= WHAT THE TASK ASKS =
State how many lines in the listing below include the word "JSON". Give nothing but the number.

= MATERIALS PROVIDED =
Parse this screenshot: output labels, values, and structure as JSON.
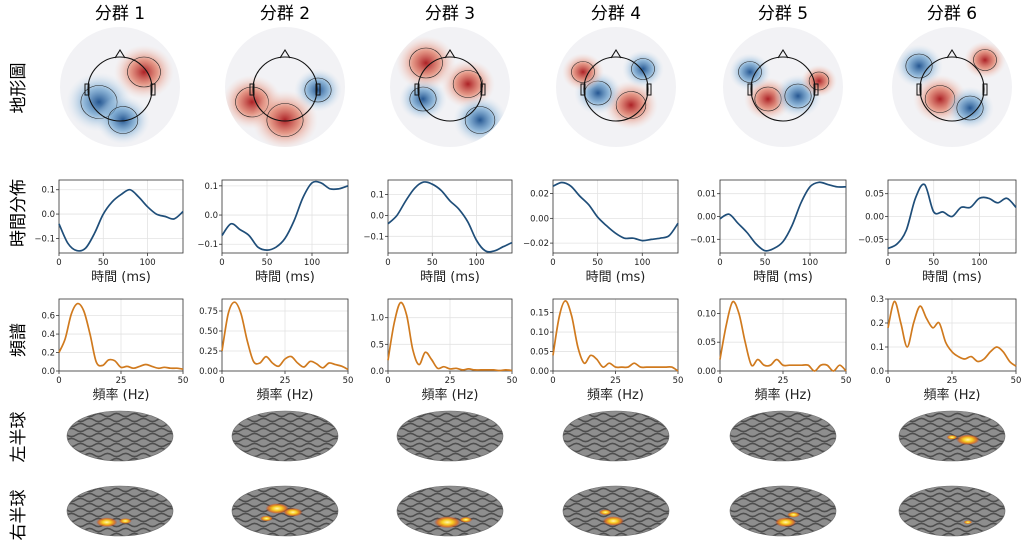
{
  "figure": {
    "column_titles": [
      "分群 1",
      "分群 2",
      "分群 3",
      "分群 4",
      "分群 5",
      "分群 6"
    ],
    "row_labels": {
      "topomap": "地形圖",
      "time": "時間分佈",
      "spectrum": "頻譜",
      "left_hemi": "左半球",
      "right_hemi": "右半球"
    },
    "time_xlabel": "時間 (ms)",
    "freq_xlabel": "頻率 (Hz)"
  },
  "colors": {
    "time_line": "#1f4e79",
    "spectrum_line": "#d07a1e",
    "grid": "#e3e3e3",
    "brain_base": "#8e8e8e",
    "brain_sulci": "#4e4e4e",
    "activation": "#ffd21c",
    "positive": "#c0392b",
    "negative": "#2166ac"
  },
  "chart_data": [
    {
      "type": "line",
      "panel": "時間分佈",
      "cluster": "分群 1",
      "x": [
        0,
        10,
        20,
        30,
        40,
        50,
        60,
        70,
        80,
        90,
        100,
        110,
        120,
        130,
        140
      ],
      "y": [
        -0.04,
        -0.12,
        -0.15,
        -0.14,
        -0.08,
        0.0,
        0.05,
        0.08,
        0.1,
        0.07,
        0.03,
        0.0,
        -0.01,
        -0.02,
        0.01
      ],
      "xlim": [
        0,
        140
      ],
      "ylim": [
        -0.16,
        0.14
      ],
      "xticks": [
        0,
        50,
        100
      ],
      "yticks": [
        -0.1,
        0.0,
        0.1
      ],
      "ytick_labels": [
        "−0.1",
        "0.0",
        "0.1"
      ]
    },
    {
      "type": "line",
      "panel": "時間分佈",
      "cluster": "分群 2",
      "x": [
        0,
        10,
        20,
        30,
        40,
        50,
        60,
        70,
        80,
        90,
        100,
        110,
        120,
        130,
        140
      ],
      "y": [
        -0.07,
        -0.03,
        -0.05,
        -0.07,
        -0.11,
        -0.12,
        -0.11,
        -0.08,
        -0.02,
        0.06,
        0.11,
        0.11,
        0.09,
        0.09,
        0.1
      ],
      "xlim": [
        0,
        140
      ],
      "ylim": [
        -0.13,
        0.12
      ],
      "xticks": [
        0,
        50,
        100
      ],
      "yticks": [
        -0.1,
        0.0,
        0.1
      ],
      "ytick_labels": [
        "−0.1",
        "0.0",
        "0.1"
      ]
    },
    {
      "type": "line",
      "panel": "時間分佈",
      "cluster": "分群 3",
      "x": [
        0,
        10,
        20,
        30,
        40,
        50,
        60,
        70,
        80,
        90,
        100,
        110,
        120,
        130,
        140
      ],
      "y": [
        -0.04,
        0.0,
        0.07,
        0.13,
        0.16,
        0.15,
        0.12,
        0.07,
        0.03,
        -0.03,
        -0.12,
        -0.17,
        -0.17,
        -0.15,
        -0.13
      ],
      "xlim": [
        0,
        140
      ],
      "ylim": [
        -0.18,
        0.17
      ],
      "xticks": [
        0,
        50,
        100
      ],
      "yticks": [
        -0.1,
        0.0,
        0.1
      ],
      "ytick_labels": [
        "−0.1",
        "0.0",
        "0.1"
      ]
    },
    {
      "type": "line",
      "panel": "時間分佈",
      "cluster": "分群 4",
      "x": [
        0,
        10,
        20,
        30,
        40,
        50,
        60,
        70,
        80,
        90,
        100,
        110,
        120,
        130,
        140
      ],
      "y": [
        0.026,
        0.029,
        0.026,
        0.018,
        0.011,
        0.001,
        -0.006,
        -0.012,
        -0.016,
        -0.016,
        -0.018,
        -0.017,
        -0.016,
        -0.014,
        -0.004
      ],
      "xlim": [
        0,
        140
      ],
      "ylim": [
        -0.028,
        0.031
      ],
      "xticks": [
        0,
        50,
        100
      ],
      "yticks": [
        -0.02,
        0.0,
        0.02
      ],
      "ytick_labels": [
        "−0.02",
        "0.00",
        "0.02"
      ]
    },
    {
      "type": "line",
      "panel": "時間分佈",
      "cluster": "分群 5",
      "x": [
        0,
        10,
        20,
        30,
        40,
        50,
        60,
        70,
        80,
        90,
        100,
        110,
        120,
        130,
        140
      ],
      "y": [
        -0.001,
        0.001,
        -0.003,
        -0.007,
        -0.012,
        -0.015,
        -0.014,
        -0.011,
        -0.004,
        0.006,
        0.013,
        0.015,
        0.014,
        0.013,
        0.013
      ],
      "xlim": [
        0,
        140
      ],
      "ylim": [
        -0.016,
        0.016
      ],
      "xticks": [
        0,
        50,
        100
      ],
      "yticks": [
        -0.01,
        0.0,
        0.01
      ],
      "ytick_labels": [
        "−0.01",
        "0.00",
        "0.01"
      ]
    },
    {
      "type": "line",
      "panel": "時間分佈",
      "cluster": "分群 6",
      "x": [
        0,
        10,
        20,
        30,
        40,
        50,
        60,
        70,
        80,
        90,
        100,
        110,
        120,
        130,
        140
      ],
      "y": [
        -0.07,
        -0.06,
        -0.03,
        0.04,
        0.07,
        0.01,
        0.01,
        0.0,
        0.02,
        0.02,
        0.04,
        0.04,
        0.03,
        0.04,
        0.02
      ],
      "xlim": [
        0,
        140
      ],
      "ylim": [
        -0.08,
        0.08
      ],
      "xticks": [
        0,
        50,
        100
      ],
      "yticks": [
        -0.05,
        0.0,
        0.05
      ],
      "ytick_labels": [
        "−0.05",
        "0.00",
        "0.05"
      ]
    },
    {
      "type": "line",
      "panel": "頻譜",
      "cluster": "分群 1",
      "x": [
        0,
        2.5,
        5,
        7.5,
        10,
        12.5,
        15,
        17.5,
        20,
        22.5,
        25,
        27.5,
        30,
        32.5,
        35,
        37.5,
        40,
        42.5,
        45,
        47.5,
        50
      ],
      "y": [
        0.2,
        0.35,
        0.62,
        0.73,
        0.65,
        0.4,
        0.1,
        0.06,
        0.12,
        0.11,
        0.04,
        0.05,
        0.03,
        0.05,
        0.07,
        0.05,
        0.03,
        0.04,
        0.03,
        0.03,
        0.02
      ],
      "xlim": [
        0,
        50
      ],
      "ylim": [
        0,
        0.78
      ],
      "xticks": [
        0,
        25,
        50
      ],
      "yticks": [
        0.0,
        0.2,
        0.4,
        0.6
      ],
      "ytick_labels": [
        "0.0",
        "0.2",
        "0.4",
        "0.6"
      ]
    },
    {
      "type": "line",
      "panel": "頻譜",
      "cluster": "分群 2",
      "x": [
        0,
        2.5,
        5,
        7.5,
        10,
        12.5,
        15,
        17.5,
        20,
        22.5,
        25,
        27.5,
        30,
        32.5,
        35,
        37.5,
        40,
        42.5,
        45,
        47.5,
        50
      ],
      "y": [
        0.25,
        0.72,
        0.86,
        0.72,
        0.38,
        0.12,
        0.1,
        0.18,
        0.1,
        0.06,
        0.15,
        0.18,
        0.1,
        0.05,
        0.12,
        0.09,
        0.04,
        0.1,
        0.08,
        0.06,
        0.02
      ],
      "xlim": [
        0,
        50
      ],
      "ylim": [
        0,
        0.9
      ],
      "xticks": [
        0,
        25,
        50
      ],
      "yticks": [
        0.0,
        0.25,
        0.5,
        0.75
      ],
      "ytick_labels": [
        "0.00",
        "0.25",
        "0.50",
        "0.75"
      ]
    },
    {
      "type": "line",
      "panel": "頻譜",
      "cluster": "分群 3",
      "x": [
        0,
        2.5,
        5,
        7.5,
        10,
        12.5,
        15,
        17.5,
        20,
        22.5,
        25,
        27.5,
        30,
        32.5,
        35,
        37.5,
        40,
        42.5,
        45,
        47.5,
        50
      ],
      "y": [
        0.2,
        0.9,
        1.28,
        1.05,
        0.4,
        0.12,
        0.35,
        0.22,
        0.05,
        0.08,
        0.04,
        0.05,
        0.02,
        0.04,
        0.02,
        0.02,
        0.02,
        0.02,
        0.01,
        0.02,
        0.01
      ],
      "xlim": [
        0,
        50
      ],
      "ylim": [
        0,
        1.35
      ],
      "xticks": [
        0,
        25,
        50
      ],
      "yticks": [
        0.0,
        0.5,
        1.0
      ],
      "ytick_labels": [
        "0.0",
        "0.5",
        "1.0"
      ]
    },
    {
      "type": "line",
      "panel": "頻譜",
      "cluster": "分群 4",
      "x": [
        0,
        2.5,
        5,
        7.5,
        10,
        12.5,
        15,
        17.5,
        20,
        22.5,
        25,
        27.5,
        30,
        32.5,
        35,
        37.5,
        40,
        42.5,
        45,
        47.5,
        50
      ],
      "y": [
        0.04,
        0.14,
        0.18,
        0.14,
        0.06,
        0.02,
        0.04,
        0.03,
        0.01,
        0.02,
        0.01,
        0.01,
        0.01,
        0.02,
        0.01,
        0.01,
        0.01,
        0.01,
        0.01,
        0.01,
        0.0
      ],
      "xlim": [
        0,
        50
      ],
      "ylim": [
        0,
        0.185
      ],
      "xticks": [
        0,
        25,
        50
      ],
      "yticks": [
        0.0,
        0.05,
        0.1,
        0.15
      ],
      "ytick_labels": [
        "0.00",
        "0.05",
        "0.10",
        "0.15"
      ]
    },
    {
      "type": "line",
      "panel": "頻譜",
      "cluster": "分群 5",
      "x": [
        0,
        2.5,
        5,
        7.5,
        10,
        12.5,
        15,
        17.5,
        20,
        22.5,
        25,
        27.5,
        30,
        32.5,
        35,
        37.5,
        40,
        42.5,
        45,
        47.5,
        50
      ],
      "y": [
        0.02,
        0.08,
        0.12,
        0.1,
        0.05,
        0.01,
        0.02,
        0.01,
        0.01,
        0.02,
        0.01,
        0.01,
        0.01,
        0.01,
        0.01,
        0.0,
        0.01,
        0.01,
        0.0,
        0.01,
        0.0
      ],
      "xlim": [
        0,
        50
      ],
      "ylim": [
        0,
        0.125
      ],
      "xticks": [
        0,
        25,
        50
      ],
      "yticks": [
        0.0,
        0.05,
        0.1
      ],
      "ytick_labels": [
        "0.00",
        "0.05",
        "0.10"
      ]
    },
    {
      "type": "line",
      "panel": "頻譜",
      "cluster": "分群 6",
      "x": [
        0,
        2.5,
        5,
        7.5,
        10,
        12.5,
        15,
        17.5,
        20,
        22.5,
        25,
        27.5,
        30,
        32.5,
        35,
        37.5,
        40,
        42.5,
        45,
        47.5,
        50
      ],
      "y": [
        0.18,
        0.29,
        0.2,
        0.1,
        0.2,
        0.27,
        0.22,
        0.18,
        0.2,
        0.12,
        0.08,
        0.06,
        0.05,
        0.06,
        0.04,
        0.05,
        0.08,
        0.1,
        0.08,
        0.04,
        0.02
      ],
      "xlim": [
        0,
        50
      ],
      "ylim": [
        0,
        0.3
      ],
      "xticks": [
        0,
        25,
        50
      ],
      "yticks": [
        0.0,
        0.1,
        0.2,
        0.3
      ],
      "ytick_labels": [
        "0.0",
        "0.1",
        "0.2",
        "0.3"
      ]
    }
  ]
}
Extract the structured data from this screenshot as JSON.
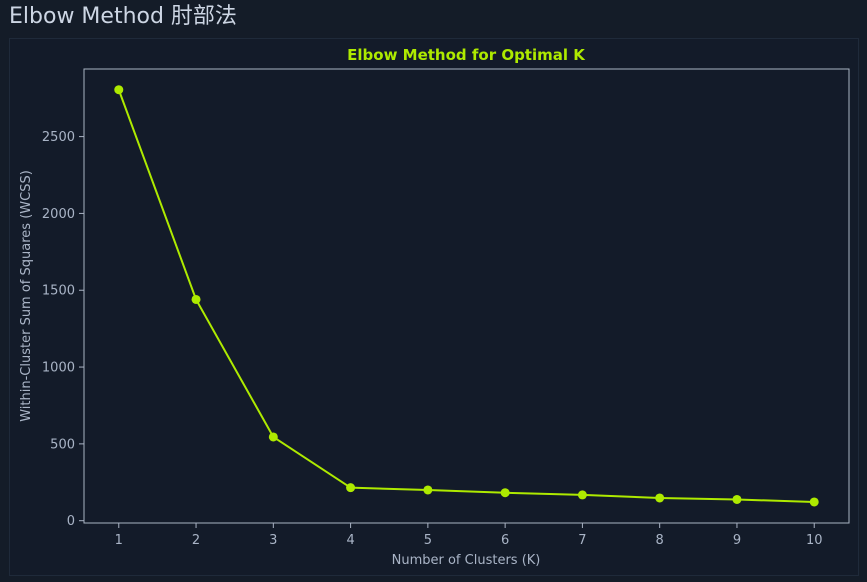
{
  "header": {
    "title": "Elbow Method  肘部法"
  },
  "colors": {
    "accent": "#aeea00",
    "background": "#131b29",
    "axis": "#aab4c4",
    "text": "#a9b4c6"
  },
  "chart_data": {
    "type": "line",
    "title": "Elbow Method for Optimal K",
    "xlabel": "Number of Clusters (K)",
    "ylabel": "Within-Cluster Sum of Squares (WCSS)",
    "x": [
      1,
      2,
      3,
      4,
      5,
      6,
      7,
      8,
      9,
      10
    ],
    "x_ticks": [
      1,
      2,
      3,
      4,
      5,
      6,
      7,
      8,
      9,
      10
    ],
    "y_ticks": [
      0,
      500,
      1000,
      1500,
      2000,
      2500
    ],
    "xlim": [
      0.55,
      10.45
    ],
    "ylim": [
      -15,
      2940
    ],
    "grid": false,
    "series": [
      {
        "values": [
          2805,
          1440,
          545,
          215,
          200,
          182,
          168,
          148,
          138,
          122
        ],
        "color": "#aeea00",
        "marker": "circle"
      }
    ]
  }
}
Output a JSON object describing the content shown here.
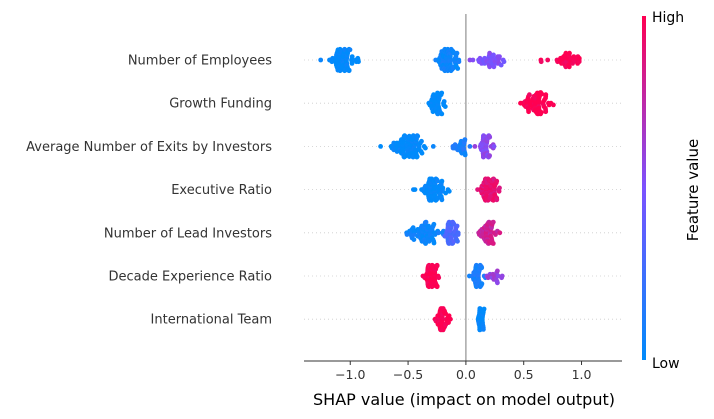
{
  "chart_data": {
    "type": "scatter",
    "subtype": "shap-beeswarm",
    "title": "",
    "xlabel": "SHAP value (impact on model output)",
    "ylabel": "",
    "xlim": [
      -1.4,
      1.35
    ],
    "x_ticks": [
      -1.0,
      -0.5,
      0.0,
      0.5,
      1.0
    ],
    "x_tick_labels": [
      "−1.0",
      "−0.5",
      "0.0",
      "0.5",
      "1.0"
    ],
    "grid": false,
    "colorbar": {
      "title": "Feature value",
      "high_label": "High",
      "low_label": "Low",
      "low_color": "#008bfb",
      "high_color": "#ff0051"
    },
    "features": [
      {
        "name": "Number of Employees",
        "clusters": [
          {
            "center": -1.07,
            "spread": 0.11,
            "count": 90,
            "color": 0.0
          },
          {
            "center": -0.15,
            "spread": 0.08,
            "count": 110,
            "color": 0.05
          },
          {
            "center": 0.22,
            "spread": 0.12,
            "count": 40,
            "color": 0.5
          },
          {
            "center": 0.88,
            "spread": 0.15,
            "count": 40,
            "color": 1.0
          }
        ]
      },
      {
        "name": "Growth Funding",
        "clusters": [
          {
            "center": -0.25,
            "spread": 0.06,
            "count": 45,
            "color": 0.0
          },
          {
            "center": 0.6,
            "spread": 0.12,
            "count": 75,
            "color": 1.0
          }
        ]
      },
      {
        "name": "Average Number of Exits by Investors",
        "clusters": [
          {
            "center": -0.5,
            "spread": 0.14,
            "count": 100,
            "color": 0.0
          },
          {
            "center": -0.05,
            "spread": 0.08,
            "count": 25,
            "color": 0.1
          },
          {
            "center": 0.17,
            "spread": 0.06,
            "count": 60,
            "color": 0.55
          }
        ]
      },
      {
        "name": "Executive Ratio",
        "clusters": [
          {
            "center": -0.28,
            "spread": 0.1,
            "count": 95,
            "color": 0.0
          },
          {
            "center": 0.2,
            "spread": 0.09,
            "count": 80,
            "color": 0.9
          }
        ]
      },
      {
        "name": "Number of Lead Investors",
        "clusters": [
          {
            "center": -0.35,
            "spread": 0.15,
            "count": 70,
            "color": 0.05
          },
          {
            "center": -0.12,
            "spread": 0.06,
            "count": 55,
            "color": 0.3
          },
          {
            "center": 0.2,
            "spread": 0.08,
            "count": 55,
            "color": 0.8
          }
        ]
      },
      {
        "name": "Decade Experience Ratio",
        "clusters": [
          {
            "center": -0.3,
            "spread": 0.07,
            "count": 70,
            "color": 1.0
          },
          {
            "center": 0.1,
            "spread": 0.06,
            "count": 60,
            "color": 0.1
          },
          {
            "center": 0.25,
            "spread": 0.08,
            "count": 18,
            "color": 0.6
          }
        ]
      },
      {
        "name": "International Team",
        "clusters": [
          {
            "center": -0.2,
            "spread": 0.05,
            "count": 70,
            "color": 1.0
          },
          {
            "center": 0.13,
            "spread": 0.03,
            "count": 55,
            "color": 0.0
          }
        ]
      }
    ]
  }
}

= RESPONSE TO THE EXERCISE =
3